[START Records provided]
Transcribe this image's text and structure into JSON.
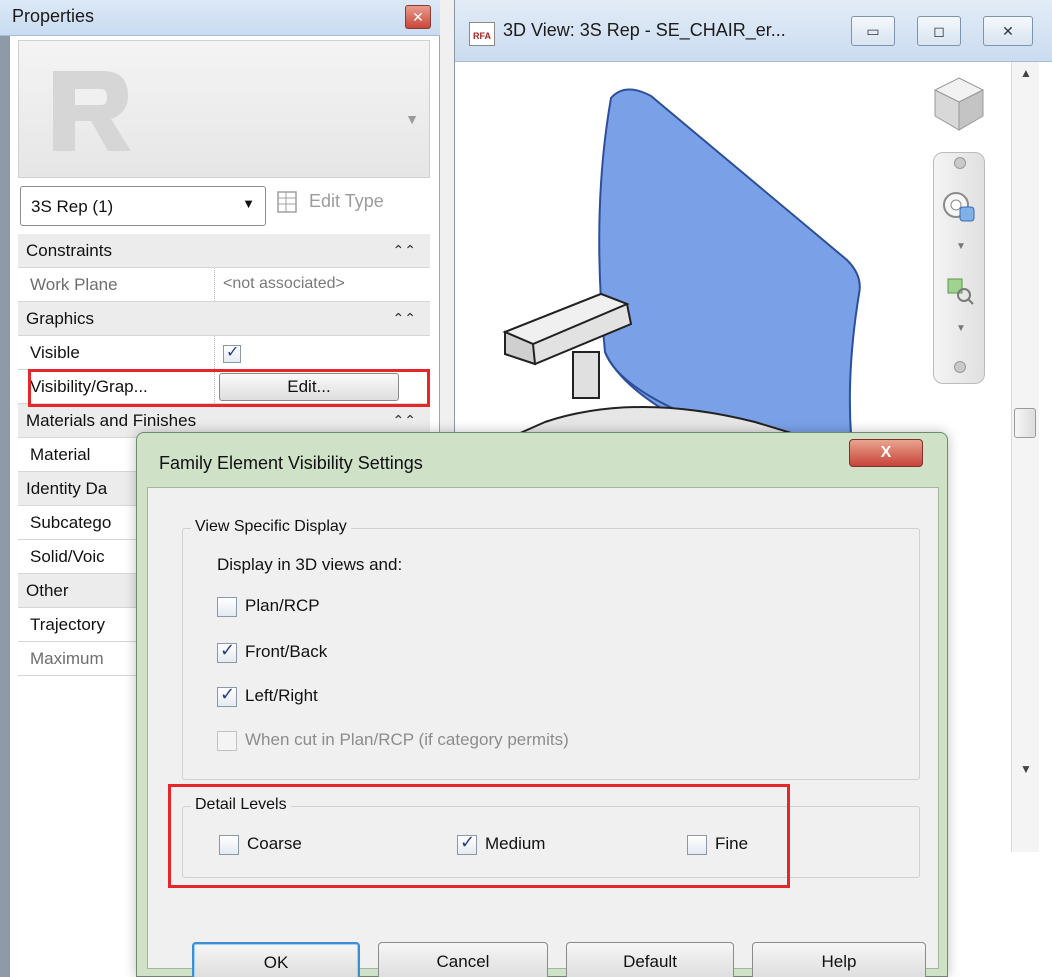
{
  "properties": {
    "title": "Properties",
    "close_glyph": "✕",
    "type_selector": "3S Rep (1)",
    "edit_type": "Edit Type",
    "groups": [
      {
        "label": "Constraints",
        "rows": [
          {
            "label": "Work Plane",
            "value": "<not associated>"
          }
        ]
      },
      {
        "label": "Graphics",
        "rows": [
          {
            "label": "Visible",
            "checked": true
          },
          {
            "label": "Visibility/Grap...",
            "button": "Edit..."
          }
        ]
      },
      {
        "label": "Materials and Finishes",
        "rows": [
          {
            "label": "Material"
          }
        ]
      },
      {
        "label": "Identity Da",
        "rows": [
          {
            "label": "Subcatego"
          },
          {
            "label": "Solid/Voic"
          }
        ]
      },
      {
        "label": "Other",
        "rows": [
          {
            "label": "Trajectory"
          },
          {
            "label": "Maximum"
          }
        ]
      }
    ]
  },
  "view": {
    "title": "3D View: 3S Rep - SE_CHAIR_er...",
    "rfa_badge": "RFA",
    "chair_color": "#7aa1e8"
  },
  "dialog": {
    "title": "Family Element Visibility Settings",
    "close_glyph": "X",
    "view_specific": {
      "legend": "View Specific Display",
      "intro": "Display in 3D views and:",
      "options": [
        {
          "label": "Plan/RCP",
          "checked": false,
          "enabled": true
        },
        {
          "label": "Front/Back",
          "checked": true,
          "enabled": true
        },
        {
          "label": "Left/Right",
          "checked": true,
          "enabled": true
        },
        {
          "label": "When cut in Plan/RCP (if category permits)",
          "checked": false,
          "enabled": false
        }
      ]
    },
    "detail_levels": {
      "legend": "Detail Levels",
      "options": [
        {
          "label": "Coarse",
          "checked": false
        },
        {
          "label": "Medium",
          "checked": true
        },
        {
          "label": "Fine",
          "checked": false
        }
      ]
    },
    "buttons": {
      "ok": "OK",
      "cancel": "Cancel",
      "default": "Default",
      "help": "Help"
    }
  },
  "highlight_color": "#e5262b"
}
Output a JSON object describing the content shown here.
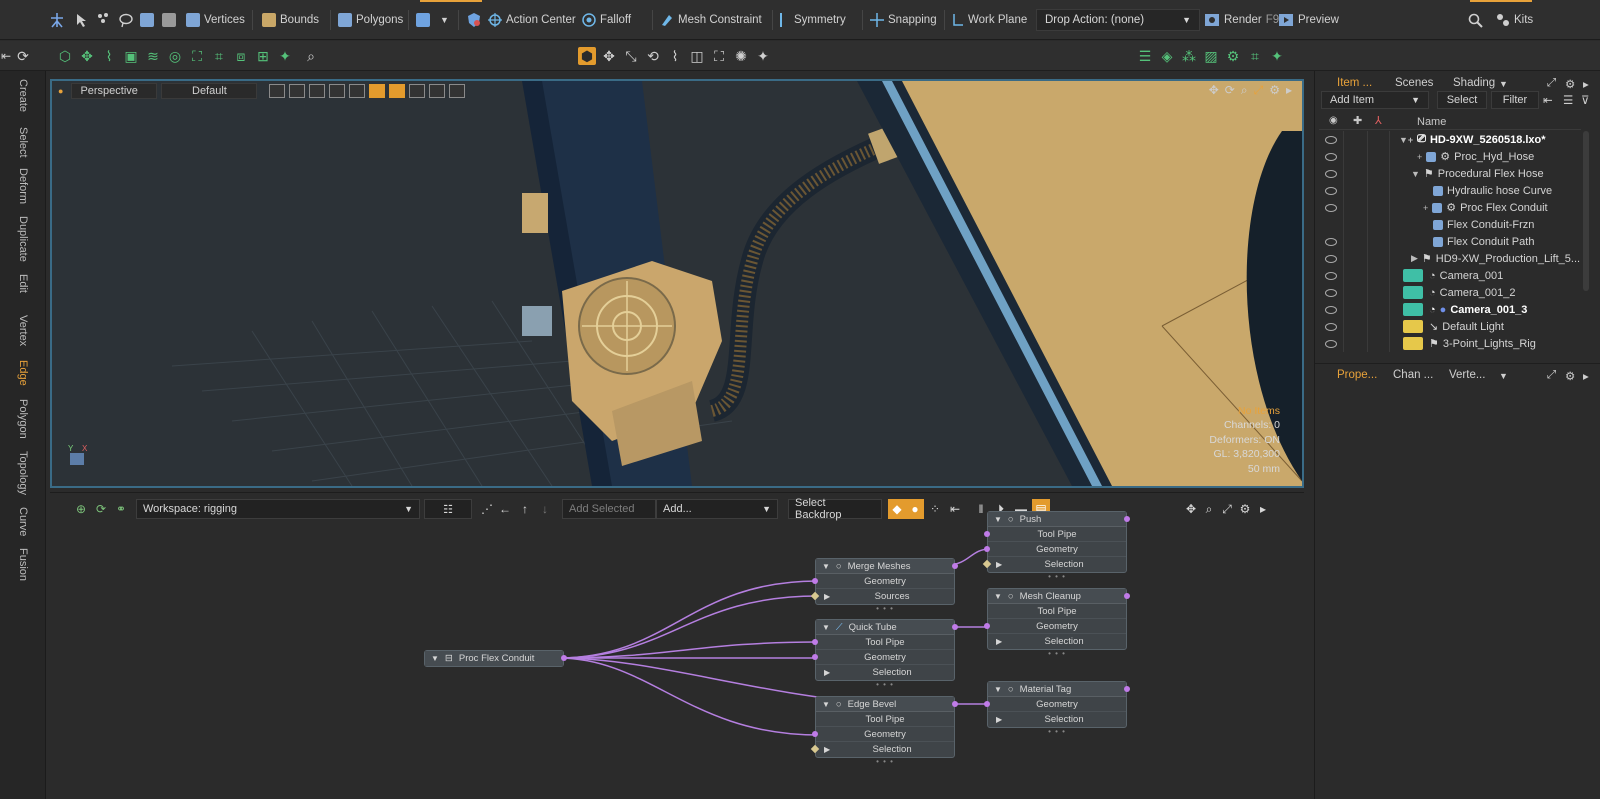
[END Records provided]
• Exercise prompt
Transcribe all of the material exactly, leaving out whatever pictures it contains.

• Problem solution
Transcribe this image's text and structure into JSON.
{
  "properties": {
    "title": "Properties",
    "close_glyph": "✕",
    "type_selector": "3S Rep (1)",
    "edit_type": "Edit Type",
    "groups": [
      {
        "label": "Constraints",
        "rows": [
          {
            "label": "Work Plane",
            "value": "<not associated>"
          }
        ]
      },
      {
        "label": "Graphics",
        "rows": [
          {
            "label": "Visible",
            "checked": true
          },
          {
            "label": "Visibility/Grap...",
            "button": "Edit..."
          }
        ]
      },
      {
        "label": "Materials and Finishes",
        "rows": [
          {
            "label": "Material"
          }
        ]
      },
      {
        "label": "Identity Da",
        "rows": [
          {
            "label": "Subcatego"
          },
          {
            "label": "Solid/Voic"
          }
        ]
      },
      {
        "label": "Other",
        "rows": [
          {
            "label": "Trajectory"
          },
          {
            "label": "Maximum"
          }
        ]
      }
    ]
  },
  "view": {
    "title": "3D View: 3S Rep - SE_CHAIR_er...",
    "rfa_badge": "RFA",
    "chair_color": "#7aa1e8"
  },
  "dialog": {
    "title": "Family Element Visibility Settings",
    "close_glyph": "X",
    "view_specific": {
      "legend": "View Specific Display",
      "intro": "Display in 3D views and:",
      "options": [
        {
          "label": "Plan/RCP",
          "checked": false,
          "enabled": true
        },
        {
          "label": "Front/Back",
          "checked": true,
          "enabled": true
        },
        {
          "label": "Left/Right",
          "checked": true,
          "enabled": true
        },
        {
          "label": "When cut in Plan/RCP (if category permits)",
          "checked": false,
          "enabled": false
        }
      ]
    },
    "detail_levels": {
      "legend": "Detail Levels",
      "options": [
        {
          "label": "Coarse",
          "checked": false
        },
        {
          "label": "Medium",
          "checked": true
        },
        {
          "label": "Fine",
          "checked": false
        }
      ]
    },
    "buttons": {
      "ok": "OK",
      "cancel": "Cancel",
      "default": "Default",
      "help": "Help"
    }
  },
  "highlight_color": "#e5262b"
}
Output a JSON object describing the content shown here.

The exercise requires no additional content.